◆ **Task instructions**
The entries need to be copied exactly.
-- Start of Recorded information --
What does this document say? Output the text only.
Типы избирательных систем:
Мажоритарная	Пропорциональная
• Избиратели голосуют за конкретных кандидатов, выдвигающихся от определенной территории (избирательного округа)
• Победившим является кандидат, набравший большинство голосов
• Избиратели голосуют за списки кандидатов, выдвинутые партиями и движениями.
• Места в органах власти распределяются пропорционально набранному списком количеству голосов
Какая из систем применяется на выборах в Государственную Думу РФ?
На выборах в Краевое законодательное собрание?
-- End of Recorded information --
◆ **Finished task**
What does this document say? Output the text only.
Типы избирательных систем:
Мажоритарная	Пропорциональная
• Избиратели голосуют за конкретных кандидатов, выдвигающихся от определенной территории (избирательного округа)
• Победившим является кандидат, набравший большинство голосов
• Избиратели голосуют за списки кандидатов, выдвинутые партиями и движениями.
• Места в органах власти распределяются пропорционально набранному списком количеству голосов
Какая из систем применяется на выборах в Государственную Думу РФ?
На выборах в Краевое законодательное собрание?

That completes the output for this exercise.